• **TASK BRIEF**
Quote the listing in full, exactly as given, minus any pictures.
**********
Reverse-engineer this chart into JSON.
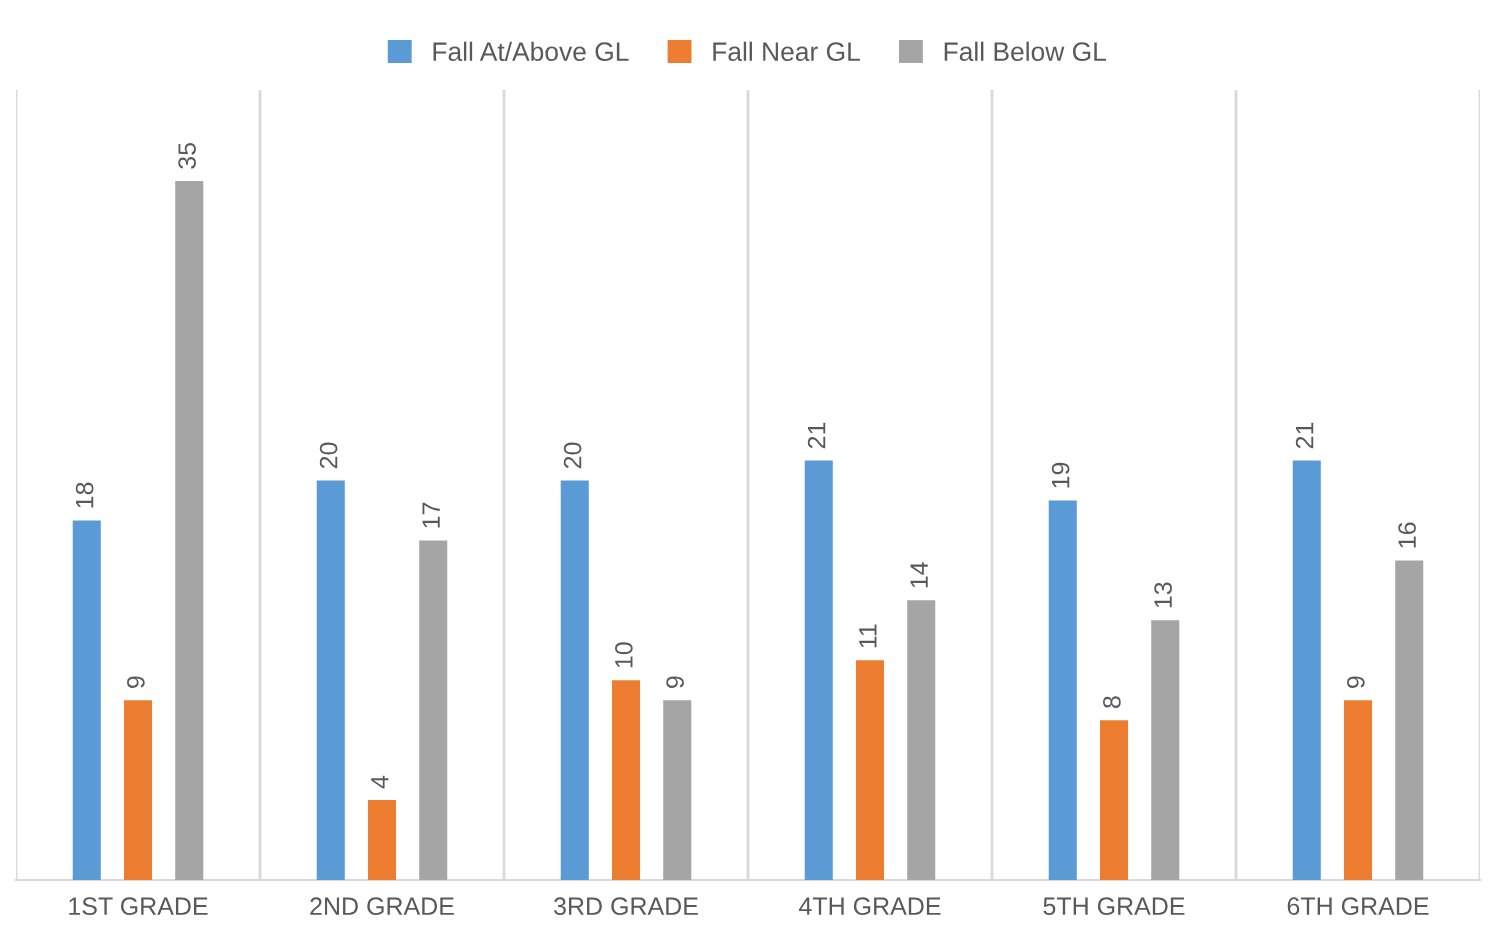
{
  "chart_data": {
    "type": "bar",
    "categories": [
      "1ST GRADE",
      "2ND GRADE",
      "3RD GRADE",
      "4TH GRADE",
      "5TH GRADE",
      "6TH GRADE"
    ],
    "series": [
      {
        "name": "Fall At/Above GL",
        "color": "#5b9bd5",
        "values": [
          18,
          20,
          20,
          21,
          19,
          21
        ]
      },
      {
        "name": "Fall Near GL",
        "color": "#ed7d31",
        "values": [
          9,
          4,
          10,
          11,
          8,
          9
        ]
      },
      {
        "name": "Fall Below GL",
        "color": "#a5a5a5",
        "values": [
          35,
          17,
          9,
          14,
          13,
          16
        ]
      }
    ],
    "tick_labels": "x",
    "data_labels": true,
    "legend": "top",
    "grid": "x"
  }
}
**********
• **SOLUTION TO THIS TASK**
Reverse-engineer this chart into JSON.
{
  "chart_data": {
    "type": "bar",
    "categories": [
      "1ST GRADE",
      "2ND GRADE",
      "3RD GRADE",
      "4TH GRADE",
      "5TH GRADE",
      "6TH GRADE"
    ],
    "series": [
      {
        "name": "Fall At/Above GL",
        "color": "#5b9bd5",
        "values": [
          18,
          20,
          20,
          21,
          19,
          21
        ]
      },
      {
        "name": "Fall Near GL",
        "color": "#ed7d31",
        "values": [
          9,
          4,
          10,
          11,
          8,
          9
        ]
      },
      {
        "name": "Fall Below GL",
        "color": "#a5a5a5",
        "values": [
          35,
          17,
          9,
          14,
          13,
          16
        ]
      }
    ],
    "tick_labels": "x",
    "data_labels": true,
    "legend": "top",
    "grid": "x"
  }
}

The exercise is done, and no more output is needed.